* _GIVEN EXERCISE_: Identify the lines holding "icon" and copy them.

(Figure data in JSON)
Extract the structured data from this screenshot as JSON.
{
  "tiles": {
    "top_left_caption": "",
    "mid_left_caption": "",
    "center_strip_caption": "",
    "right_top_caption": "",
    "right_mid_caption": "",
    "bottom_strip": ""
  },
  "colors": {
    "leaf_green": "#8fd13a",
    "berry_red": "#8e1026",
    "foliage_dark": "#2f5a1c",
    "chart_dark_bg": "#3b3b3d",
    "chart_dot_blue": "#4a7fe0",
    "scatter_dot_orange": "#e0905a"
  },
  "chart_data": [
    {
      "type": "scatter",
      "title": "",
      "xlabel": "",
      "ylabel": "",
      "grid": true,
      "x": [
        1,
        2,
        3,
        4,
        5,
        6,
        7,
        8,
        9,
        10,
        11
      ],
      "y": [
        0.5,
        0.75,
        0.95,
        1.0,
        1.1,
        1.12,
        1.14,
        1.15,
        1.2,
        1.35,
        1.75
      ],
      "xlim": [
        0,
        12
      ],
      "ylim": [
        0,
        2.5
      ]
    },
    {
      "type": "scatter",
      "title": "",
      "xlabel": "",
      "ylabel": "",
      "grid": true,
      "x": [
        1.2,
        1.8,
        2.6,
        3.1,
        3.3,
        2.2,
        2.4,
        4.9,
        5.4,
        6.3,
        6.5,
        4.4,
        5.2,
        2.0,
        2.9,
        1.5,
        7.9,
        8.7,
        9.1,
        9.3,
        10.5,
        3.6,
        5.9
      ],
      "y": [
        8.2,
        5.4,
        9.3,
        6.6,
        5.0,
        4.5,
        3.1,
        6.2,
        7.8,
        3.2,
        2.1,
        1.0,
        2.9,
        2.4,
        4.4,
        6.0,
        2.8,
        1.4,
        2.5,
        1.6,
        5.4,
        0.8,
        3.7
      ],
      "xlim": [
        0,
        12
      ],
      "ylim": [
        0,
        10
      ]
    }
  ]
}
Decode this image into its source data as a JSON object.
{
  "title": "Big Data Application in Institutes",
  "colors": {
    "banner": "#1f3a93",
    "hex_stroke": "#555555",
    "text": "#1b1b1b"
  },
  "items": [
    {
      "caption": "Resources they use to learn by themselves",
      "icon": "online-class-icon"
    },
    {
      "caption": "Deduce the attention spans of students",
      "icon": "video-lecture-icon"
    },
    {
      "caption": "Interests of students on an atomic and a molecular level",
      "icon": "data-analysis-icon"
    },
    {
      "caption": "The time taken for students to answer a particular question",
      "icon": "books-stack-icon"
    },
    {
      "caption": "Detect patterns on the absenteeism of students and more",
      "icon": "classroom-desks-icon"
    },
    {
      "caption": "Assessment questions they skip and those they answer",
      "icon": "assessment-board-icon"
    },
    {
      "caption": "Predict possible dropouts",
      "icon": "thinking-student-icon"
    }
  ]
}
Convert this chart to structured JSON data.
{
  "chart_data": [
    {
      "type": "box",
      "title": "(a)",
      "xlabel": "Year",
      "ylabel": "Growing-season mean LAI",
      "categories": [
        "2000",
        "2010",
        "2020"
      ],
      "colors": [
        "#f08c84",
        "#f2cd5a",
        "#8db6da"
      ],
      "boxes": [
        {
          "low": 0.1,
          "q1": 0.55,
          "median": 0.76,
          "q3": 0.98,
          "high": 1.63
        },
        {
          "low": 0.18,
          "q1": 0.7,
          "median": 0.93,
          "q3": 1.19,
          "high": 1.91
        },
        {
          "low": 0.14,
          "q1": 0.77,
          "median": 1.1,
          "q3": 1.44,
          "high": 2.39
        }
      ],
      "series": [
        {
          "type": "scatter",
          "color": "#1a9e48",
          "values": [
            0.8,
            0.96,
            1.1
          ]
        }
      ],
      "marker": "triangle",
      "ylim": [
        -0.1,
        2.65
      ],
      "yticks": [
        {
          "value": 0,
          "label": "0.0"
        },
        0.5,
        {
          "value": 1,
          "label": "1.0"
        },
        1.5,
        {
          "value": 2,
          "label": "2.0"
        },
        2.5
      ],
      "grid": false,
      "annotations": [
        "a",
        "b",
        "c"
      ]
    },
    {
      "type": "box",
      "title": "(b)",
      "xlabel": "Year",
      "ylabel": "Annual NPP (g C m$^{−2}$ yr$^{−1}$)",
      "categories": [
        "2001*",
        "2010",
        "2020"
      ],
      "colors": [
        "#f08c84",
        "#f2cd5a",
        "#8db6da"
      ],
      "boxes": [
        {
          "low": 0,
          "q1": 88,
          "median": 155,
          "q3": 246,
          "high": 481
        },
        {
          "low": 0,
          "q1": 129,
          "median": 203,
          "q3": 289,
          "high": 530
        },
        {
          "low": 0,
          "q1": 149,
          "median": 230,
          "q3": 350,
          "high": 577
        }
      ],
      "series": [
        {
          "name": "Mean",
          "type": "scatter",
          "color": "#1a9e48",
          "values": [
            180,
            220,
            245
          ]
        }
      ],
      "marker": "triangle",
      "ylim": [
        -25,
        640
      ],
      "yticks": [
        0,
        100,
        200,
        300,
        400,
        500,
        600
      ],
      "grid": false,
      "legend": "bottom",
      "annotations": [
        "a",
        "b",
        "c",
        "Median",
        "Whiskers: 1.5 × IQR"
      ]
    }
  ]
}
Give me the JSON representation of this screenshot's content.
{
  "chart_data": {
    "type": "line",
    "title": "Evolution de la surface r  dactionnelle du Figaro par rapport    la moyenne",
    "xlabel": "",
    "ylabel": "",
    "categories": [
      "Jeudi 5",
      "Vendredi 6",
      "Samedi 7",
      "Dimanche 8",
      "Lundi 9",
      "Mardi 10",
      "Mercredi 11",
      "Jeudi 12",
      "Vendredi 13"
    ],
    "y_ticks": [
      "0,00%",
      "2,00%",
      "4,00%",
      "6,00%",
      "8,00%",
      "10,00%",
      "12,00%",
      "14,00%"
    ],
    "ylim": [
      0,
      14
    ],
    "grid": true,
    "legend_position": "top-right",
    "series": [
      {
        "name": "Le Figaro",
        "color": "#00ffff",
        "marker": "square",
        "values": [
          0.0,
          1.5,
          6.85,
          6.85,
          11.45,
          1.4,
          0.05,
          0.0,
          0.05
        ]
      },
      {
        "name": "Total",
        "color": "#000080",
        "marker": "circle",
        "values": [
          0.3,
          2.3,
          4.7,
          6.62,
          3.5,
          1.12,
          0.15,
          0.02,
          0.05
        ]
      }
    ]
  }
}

* _EXERCISE RESPONSE_:
      "icon": "online-class-icon"
      "icon": "video-lecture-icon"
      "icon": "data-analysis-icon"
      "icon": "books-stack-icon"
      "icon": "classroom-desks-icon"
      "icon": "assessment-board-icon"
      "icon": "thinking-student-icon"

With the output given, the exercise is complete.